[begin MATERIAL SHOWN]

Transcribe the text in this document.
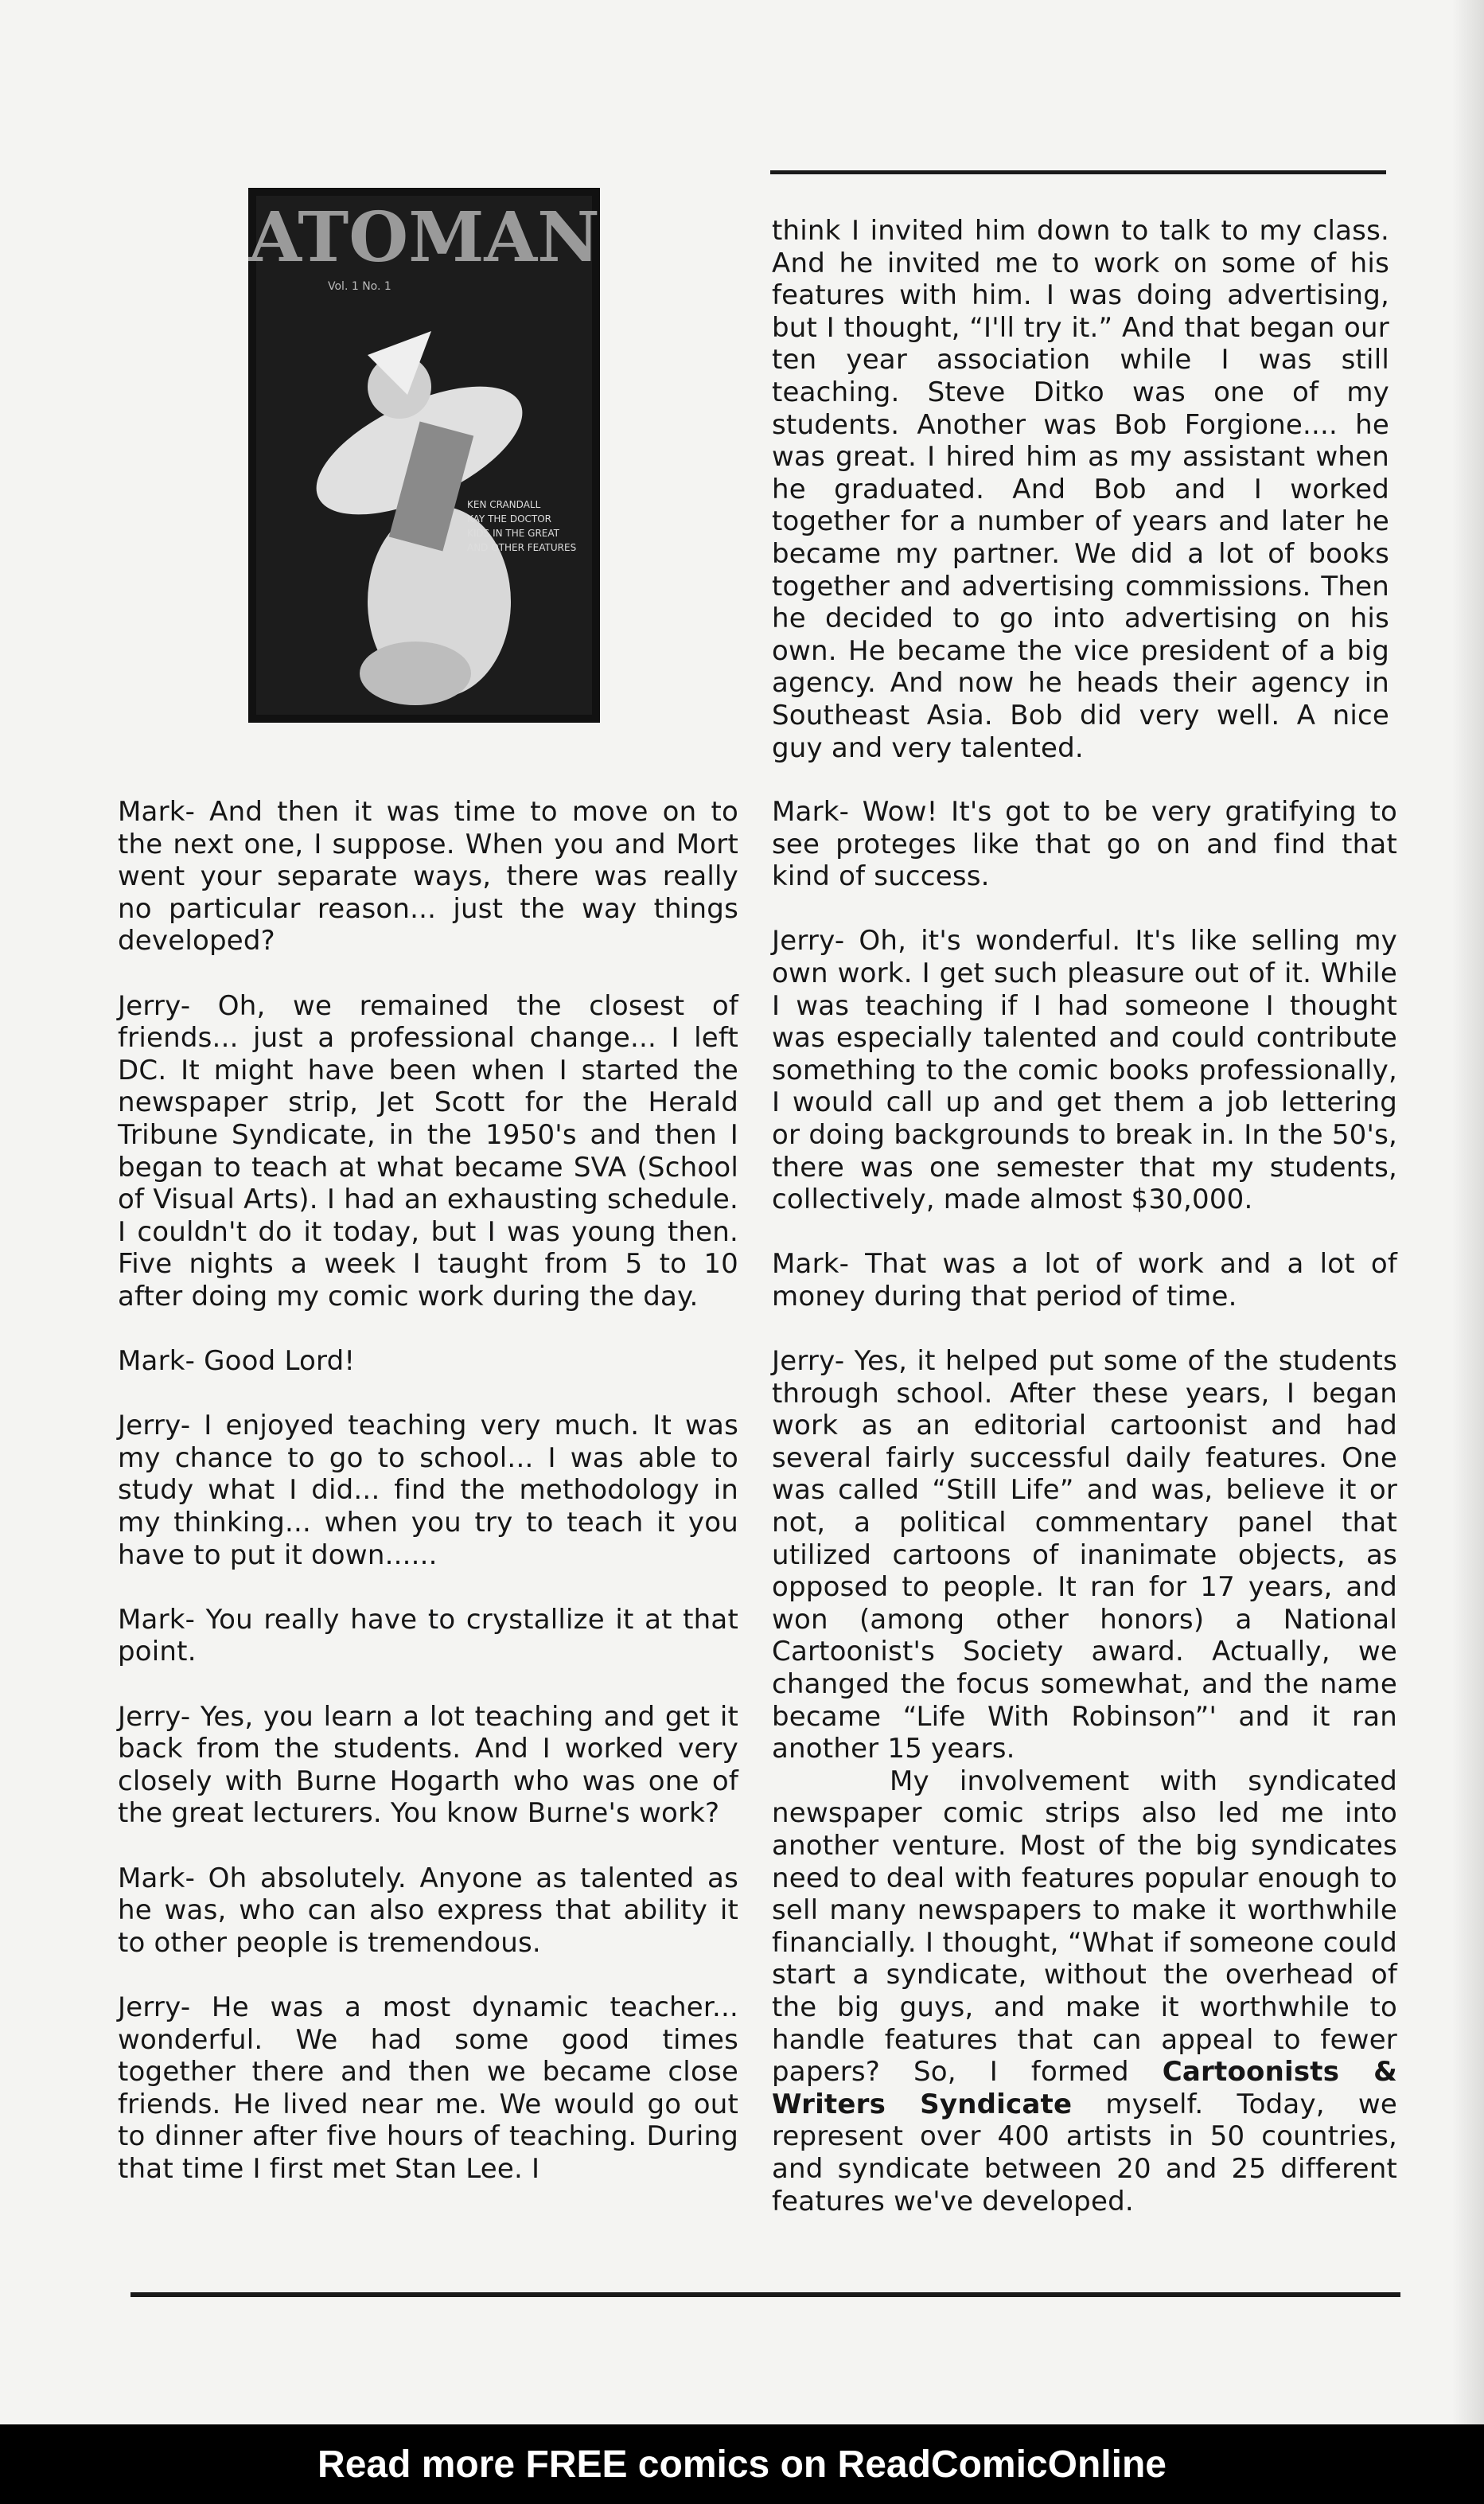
ATOMAN
Vol. 1 No. 1
KEN CRANDALL
KAY THE DOCTOR
KIDS IN THE GREAT
AND OTHER FEATURES

think I invited him down to talk to my class. And he invited me to work on some of his features with him. I was doing advertising, but I thought, “I'll try it.” And that began our ten year association while I was still teaching. Steve Ditko was one of my students. Another was Bob Forgione.... he was great. I hired him as my assistant when he graduated. And Bob and I worked together for a number of years and later he became my partner. We did a lot of books together and advertising commissions. Then he decided to go into advertising on his own. He became the vice president of a big agency. And now he heads their agency in Southeast Asia. Bob did very well. A nice guy and very talented.

Mark- And then it was time to move on to the next one, I suppose. When you and Mort went your separate ways, there was really no particular reason... just the way things developed?

Jerry- Oh, we remained the closest of friends... just a professional change... I left DC. It might have been when I started the newspaper strip, Jet Scott for the Herald Tribune Syndicate, in the 1950's and then I began to teach at what became SVA (School of Visual Arts). I had an exhausting schedule. I couldn't do it today, but I was young then. Five nights a week I taught from 5 to 10 after doing my comic work during the day.

Mark- Good Lord!

Jerry- I enjoyed teaching very much. It was my chance to go to school... I was able to study what I did... find the methodology in my thinking... when you try to teach it you have to put it down......

Mark- You really have to crystallize it at that point.

Jerry- Yes, you learn a lot teaching and get it back from the students. And I worked very closely with Burne Hogarth who was one of the great lecturers. You know Burne's work?

Mark- Oh absolutely. Anyone as talented as he was, who can also express that ability it to other people is tremendous.

Jerry- He was a most dynamic teacher... wonderful. We had some good times together there and then we became close friends. He lived near me. We would go out to dinner after five hours of teaching. During that time I first met Stan Lee. I

Mark- Wow! It's got to be very gratifying to see proteges like that go on and find that kind of success.

Jerry- Oh, it's wonderful. It's like selling my own work. I get such pleasure out of it. While I was teaching if I had someone I thought was especially talented and could contribute something to the comic books professionally, I would call up and get them a job lettering or doing backgrounds to break in. In the 50's, there was one semester that my students, collectively, made almost $30,000.

Mark- That was a lot of work and a lot of money during that period of time.

Jerry- Yes, it helped put some of the students through school. After these years, I began work as an editorial cartoonist and had several fairly successful daily features. One was called “Still Life” and was, believe it or not, a political commentary panel that utilized cartoons of inanimate objects, as opposed to people. It ran for 17 years, and won (among other honors) a National Cartoonist's Society award. Actually, we changed the focus somewhat, and the name became “Life With Robinson”' and it ran another 15 years.

My involvement with syndicated newspaper comic strips also led me into another venture. Most of the big syndicates need to deal with features popular enough to sell many newspapers to make it worthwhile financially. I thought, “What if someone could start a syndicate, without the overhead of the big guys, and make it worthwhile to handle features that can appeal to fewer papers? So, I formed Cartoonists & Writers Syndicate myself. Today, we represent over 400 artists in 50 countries, and syndicate between 20 and 25 different features we've developed.

Read more FREE comics on ReadComicOnline
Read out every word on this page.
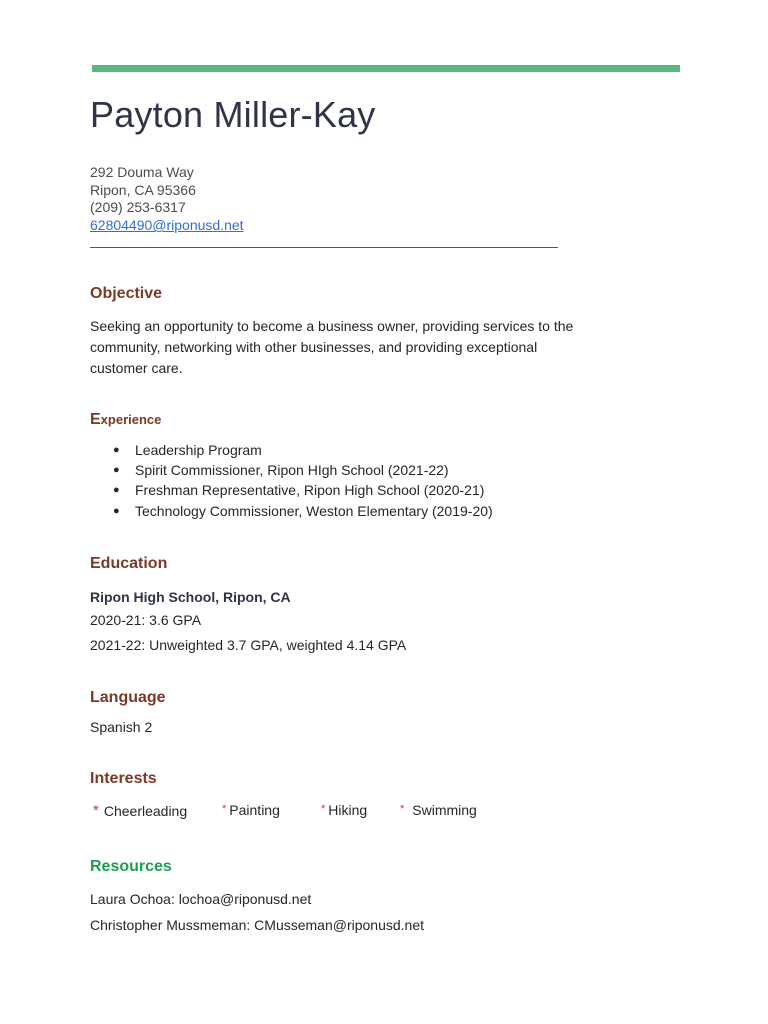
Payton Miller-Kay
292 Douma Way
Ripon, CA 95366
(209) 253-6317
62804490@riponusd.net
Objective
Seeking an opportunity to become a business owner, providing services to the community, networking with other businesses, and providing exceptional customer care.
Experience
● Leadership Program
● Spirit Commissioner, Ripon HIgh School (2021-22)
● Freshman Representative, Ripon High School (2020-21)
● Technology Commissioner, Weston Elementary (2019-20)
Education
Ripon High School, Ripon, CA
2020-21: 3.6 GPA
2021-22: Unweighted 3.7 GPA, weighted 4.14 GPA
Language
Spanish 2
Interests
* Cheerleading	* Painting	* Hiking	* Swimming
Resources
Laura Ochoa: lochoa@riponusd.net
Christopher Mussmeman: CMusseman@riponusd.net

[end MATERIAL SHOWN]

▶ _WHAT IS ASKED_: Leaving aside the images, write out the entries above word for word.

▶ _OUTPUT BELOW_:
Transcribe the text in this document.
ATOMAN
Vol. 1 No. 1
KEN CRANDALL
KAY THE DOCTOR
KIDS IN THE GREAT
AND OTHER FEATURES

think I invited him down to talk to my class. And he invited me to work on some of his features with him. I was doing advertising, but I thought, “I'll try it.” And that began our ten year association while I was still teaching. Steve Ditko was one of my students. Another was Bob Forgione.... he was great. I hired him as my assistant when he graduated. And Bob and I worked together for a number of years and later he became my partner. We did a lot of books together and advertising commissions. Then he decided to go into advertising on his own. He became the vice president of a big agency. And now he heads their agency in Southeast Asia. Bob did very well. A nice guy and very talented.

Mark- And then it was time to move on to the next one, I suppose. When you and Mort went your separate ways, there was really no particular reason... just the way things developed?

Jerry- Oh, we remained the closest of friends... just a professional change... I left DC. It might have been when I started the newspaper strip, Jet Scott for the Herald Tribune Syndicate, in the 1950's and then I began to teach at what became SVA (School of Visual Arts). I had an exhausting schedule. I couldn't do it today, but I was young then. Five nights a week I taught from 5 to 10 after doing my comic work during the day.

Mark- Good Lord!

Jerry- I enjoyed teaching very much. It was my chance to go to school... I was able to study what I did... find the methodology in my thinking... when you try to teach it you have to put it down......

Mark- You really have to crystallize it at that point.

Jerry- Yes, you learn a lot teaching and get it back from the students. And I worked very closely with Burne Hogarth who was one of the great lecturers. You know Burne's work?

Mark- Oh absolutely. Anyone as talented as he was, who can also express that ability it to other people is tremendous.

Jerry- He was a most dynamic teacher... wonderful. We had some good times together there and then we became close friends. He lived near me. We would go out to dinner after five hours of teaching. During that time I first met Stan Lee. I

Mark- Wow! It's got to be very gratifying to see proteges like that go on and find that kind of success.

Jerry- Oh, it's wonderful. It's like selling my own work. I get such pleasure out of it. While I was teaching if I had someone I thought was especially talented and could contribute something to the comic books professionally, I would call up and get them a job lettering or doing backgrounds to break in. In the 50's, there was one semester that my students, collectively, made almost $30,000.

Mark- That was a lot of work and a lot of money during that period of time.

Jerry- Yes, it helped put some of the students through school. After these years, I began work as an editorial cartoonist and had several fairly successful daily features. One was called “Still Life” and was, believe it or not, a political commentary panel that utilized cartoons of inanimate objects, as opposed to people. It ran for 17 years, and won (among other honors) a National Cartoonist's Society award. Actually, we changed the focus somewhat, and the name became “Life With Robinson”' and it ran another 15 years.

My involvement with syndicated newspaper comic strips also led me into another venture. Most of the big syndicates need to deal with features popular enough to sell many newspapers to make it worthwhile financially. I thought, “What if someone could start a syndicate, without the overhead of the big guys, and make it worthwhile to handle features that can appeal to fewer papers? So, I formed Cartoonists & Writers Syndicate myself. Today, we represent over 400 artists in 50 countries, and syndicate between 20 and 25 different features we've developed.

Read more FREE comics on ReadComicOnline
Read out every word on this page.
Payton Miller-Kay
292 Douma Way
Ripon, CA 95366
(209) 253-6317
62804490@riponusd.net
Objective
Seeking an opportunity to become a business owner, providing services to the community, networking with other businesses, and providing exceptional customer care.
Experience
● Leadership Program
● Spirit Commissioner, Ripon HIgh School (2021-22)
● Freshman Representative, Ripon High School (2020-21)
● Technology Commissioner, Weston Elementary (2019-20)
Education
Ripon High School, Ripon, CA
2020-21: 3.6 GPA
2021-22: Unweighted 3.7 GPA, weighted 4.14 GPA
Language
Spanish 2
Interests
* Cheerleading	* Painting	* Hiking	* Swimming
Resources
Laura Ochoa: lochoa@riponusd.net
Christopher Mussmeman: CMusseman@riponusd.net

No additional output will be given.